**SUPPLIED DATA**
######
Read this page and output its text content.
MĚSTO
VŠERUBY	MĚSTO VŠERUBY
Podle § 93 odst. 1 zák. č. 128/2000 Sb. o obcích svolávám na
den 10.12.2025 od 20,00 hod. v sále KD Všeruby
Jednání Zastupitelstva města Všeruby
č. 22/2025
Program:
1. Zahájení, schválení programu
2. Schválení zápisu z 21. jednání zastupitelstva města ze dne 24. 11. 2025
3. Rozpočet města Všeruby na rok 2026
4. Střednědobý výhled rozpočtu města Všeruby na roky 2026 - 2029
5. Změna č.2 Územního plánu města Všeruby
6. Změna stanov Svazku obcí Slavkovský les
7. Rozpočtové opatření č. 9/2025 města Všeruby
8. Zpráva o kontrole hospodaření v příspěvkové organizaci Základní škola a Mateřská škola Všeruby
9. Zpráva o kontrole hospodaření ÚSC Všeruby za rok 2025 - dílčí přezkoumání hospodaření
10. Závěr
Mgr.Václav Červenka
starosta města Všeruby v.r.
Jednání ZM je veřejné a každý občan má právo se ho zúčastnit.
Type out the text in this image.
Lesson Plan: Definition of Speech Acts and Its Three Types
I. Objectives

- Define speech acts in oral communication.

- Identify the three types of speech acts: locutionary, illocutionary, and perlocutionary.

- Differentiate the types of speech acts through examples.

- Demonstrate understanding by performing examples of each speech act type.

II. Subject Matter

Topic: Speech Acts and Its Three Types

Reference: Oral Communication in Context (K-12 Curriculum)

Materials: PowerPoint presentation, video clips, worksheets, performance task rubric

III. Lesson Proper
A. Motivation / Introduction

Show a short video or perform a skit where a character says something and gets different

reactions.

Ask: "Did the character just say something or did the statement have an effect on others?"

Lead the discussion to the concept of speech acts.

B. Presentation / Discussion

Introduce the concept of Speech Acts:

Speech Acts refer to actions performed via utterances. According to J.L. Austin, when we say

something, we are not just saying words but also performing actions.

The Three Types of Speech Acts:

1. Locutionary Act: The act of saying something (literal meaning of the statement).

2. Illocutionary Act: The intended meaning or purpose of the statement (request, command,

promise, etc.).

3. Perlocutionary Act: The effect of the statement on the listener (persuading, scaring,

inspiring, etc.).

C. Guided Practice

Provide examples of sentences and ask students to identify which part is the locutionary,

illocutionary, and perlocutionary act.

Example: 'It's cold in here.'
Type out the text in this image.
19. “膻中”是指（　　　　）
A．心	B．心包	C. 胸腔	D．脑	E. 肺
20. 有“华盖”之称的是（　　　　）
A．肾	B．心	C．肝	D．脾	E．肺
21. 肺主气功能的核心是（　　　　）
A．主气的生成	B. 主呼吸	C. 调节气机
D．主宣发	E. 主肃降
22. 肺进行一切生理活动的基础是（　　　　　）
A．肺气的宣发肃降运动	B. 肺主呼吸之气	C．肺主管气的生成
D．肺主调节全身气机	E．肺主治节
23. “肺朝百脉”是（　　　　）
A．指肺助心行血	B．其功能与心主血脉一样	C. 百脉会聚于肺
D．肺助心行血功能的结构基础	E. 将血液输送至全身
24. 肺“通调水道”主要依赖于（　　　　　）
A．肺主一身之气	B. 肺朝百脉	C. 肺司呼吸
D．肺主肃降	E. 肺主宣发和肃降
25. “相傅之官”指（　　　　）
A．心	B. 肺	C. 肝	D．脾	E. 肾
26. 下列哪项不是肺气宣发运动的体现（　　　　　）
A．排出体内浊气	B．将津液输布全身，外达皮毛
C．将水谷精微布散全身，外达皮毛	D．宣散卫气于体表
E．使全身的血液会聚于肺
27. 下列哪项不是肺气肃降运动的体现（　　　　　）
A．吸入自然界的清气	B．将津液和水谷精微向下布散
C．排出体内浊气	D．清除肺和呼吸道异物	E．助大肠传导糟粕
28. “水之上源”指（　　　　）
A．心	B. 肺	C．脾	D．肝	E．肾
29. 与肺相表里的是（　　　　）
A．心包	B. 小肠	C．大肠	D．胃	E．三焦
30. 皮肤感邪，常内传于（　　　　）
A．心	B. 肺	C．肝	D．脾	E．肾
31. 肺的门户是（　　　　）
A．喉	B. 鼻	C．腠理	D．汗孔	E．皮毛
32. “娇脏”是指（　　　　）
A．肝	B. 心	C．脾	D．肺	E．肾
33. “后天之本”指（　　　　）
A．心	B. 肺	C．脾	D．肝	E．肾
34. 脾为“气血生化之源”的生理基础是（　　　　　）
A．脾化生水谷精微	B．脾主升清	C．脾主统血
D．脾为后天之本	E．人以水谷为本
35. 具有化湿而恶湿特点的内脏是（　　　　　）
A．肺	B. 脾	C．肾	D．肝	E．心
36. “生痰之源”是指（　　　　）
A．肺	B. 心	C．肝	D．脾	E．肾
######
Extract the full listing above without altering anything.

**RESULT OF THE EXERCISE**
Read this page and output its text content.
MĚSTO
VŠERUBY	MĚSTO VŠERUBY
Podle § 93 odst. 1 zák. č. 128/2000 Sb. o obcích svolávám na
den 10.12.2025 od 20,00 hod. v sále KD Všeruby
Jednání Zastupitelstva města Všeruby
č. 22/2025
Program:
1. Zahájení, schválení programu
2. Schválení zápisu z 21. jednání zastupitelstva města ze dne 24. 11. 2025
3. Rozpočet města Všeruby na rok 2026
4. Střednědobý výhled rozpočtu města Všeruby na roky 2026 - 2029
5. Změna č.2 Územního plánu města Všeruby
6. Změna stanov Svazku obcí Slavkovský les
7. Rozpočtové opatření č. 9/2025 města Všeruby
8. Zpráva o kontrole hospodaření v příspěvkové organizaci Základní škola a Mateřská škola Všeruby
9. Zpráva o kontrole hospodaření ÚSC Všeruby za rok 2025 - dílčí přezkoumání hospodaření
10. Závěr
Mgr.Václav Červenka
starosta města Všeruby v.r.
Jednání ZM je veřejné a každý občan má právo se ho zúčastnit.
Type out the text in this image.
Lesson Plan: Definition of Speech Acts and Its Three Types
I. Objectives

- Define speech acts in oral communication.

- Identify the three types of speech acts: locutionary, illocutionary, and perlocutionary.

- Differentiate the types of speech acts through examples.

- Demonstrate understanding by performing examples of each speech act type.

II. Subject Matter

Topic: Speech Acts and Its Three Types

Reference: Oral Communication in Context (K-12 Curriculum)

Materials: PowerPoint presentation, video clips, worksheets, performance task rubric

III. Lesson Proper
A. Motivation / Introduction

Show a short video or perform a skit where a character says something and gets different

reactions.

Ask: "Did the character just say something or did the statement have an effect on others?"

Lead the discussion to the concept of speech acts.

B. Presentation / Discussion

Introduce the concept of Speech Acts:

Speech Acts refer to actions performed via utterances. According to J.L. Austin, when we say

something, we are not just saying words but also performing actions.

The Three Types of Speech Acts:

1. Locutionary Act: The act of saying something (literal meaning of the statement).

2. Illocutionary Act: The intended meaning or purpose of the statement (request, command,

promise, etc.).

3. Perlocutionary Act: The effect of the statement on the listener (persuading, scaring,

inspiring, etc.).

C. Guided Practice

Provide examples of sentences and ask students to identify which part is the locutionary,

illocutionary, and perlocutionary act.

Example: 'It's cold in here.'
Type out the text in this image.
19. “膻中”是指（　　　　）
A．心	B．心包	C. 胸腔	D．脑	E. 肺
20. 有“华盖”之称的是（　　　　）
A．肾	B．心	C．肝	D．脾	E．肺
21. 肺主气功能的核心是（　　　　）
A．主气的生成	B. 主呼吸	C. 调节气机
D．主宣发	E. 主肃降
22. 肺进行一切生理活动的基础是（　　　　　）
A．肺气的宣发肃降运动	B. 肺主呼吸之气	C．肺主管气的生成
D．肺主调节全身气机	E．肺主治节
23. “肺朝百脉”是（　　　　）
A．指肺助心行血	B．其功能与心主血脉一样	C. 百脉会聚于肺
D．肺助心行血功能的结构基础	E. 将血液输送至全身
24. 肺“通调水道”主要依赖于（　　　　　）
A．肺主一身之气	B. 肺朝百脉	C. 肺司呼吸
D．肺主肃降	E. 肺主宣发和肃降
25. “相傅之官”指（　　　　）
A．心	B. 肺	C. 肝	D．脾	E. 肾
26. 下列哪项不是肺气宣发运动的体现（　　　　　）
A．排出体内浊气	B．将津液输布全身，外达皮毛
C．将水谷精微布散全身，外达皮毛	D．宣散卫气于体表
E．使全身的血液会聚于肺
27. 下列哪项不是肺气肃降运动的体现（　　　　　）
A．吸入自然界的清气	B．将津液和水谷精微向下布散
C．排出体内浊气	D．清除肺和呼吸道异物	E．助大肠传导糟粕
28. “水之上源”指（　　　　）
A．心	B. 肺	C．脾	D．肝	E．肾
29. 与肺相表里的是（　　　　）
A．心包	B. 小肠	C．大肠	D．胃	E．三焦
30. 皮肤感邪，常内传于（　　　　）
A．心	B. 肺	C．肝	D．脾	E．肾
31. 肺的门户是（　　　　）
A．喉	B. 鼻	C．腠理	D．汗孔	E．皮毛
32. “娇脏”是指（　　　　）
A．肝	B. 心	C．脾	D．肺	E．肾
33. “后天之本”指（　　　　）
A．心	B. 肺	C．脾	D．肝	E．肾
34. 脾为“气血生化之源”的生理基础是（　　　　　）
A．脾化生水谷精微	B．脾主升清	C．脾主统血
D．脾为后天之本	E．人以水谷为本
35. 具有化湿而恶湿特点的内脏是（　　　　　）
A．肺	B. 脾	C．肾	D．肝	E．心
36. “生痰之源”是指（　　　　）
A．肺	B. 心	C．肝	D．脾	E．肾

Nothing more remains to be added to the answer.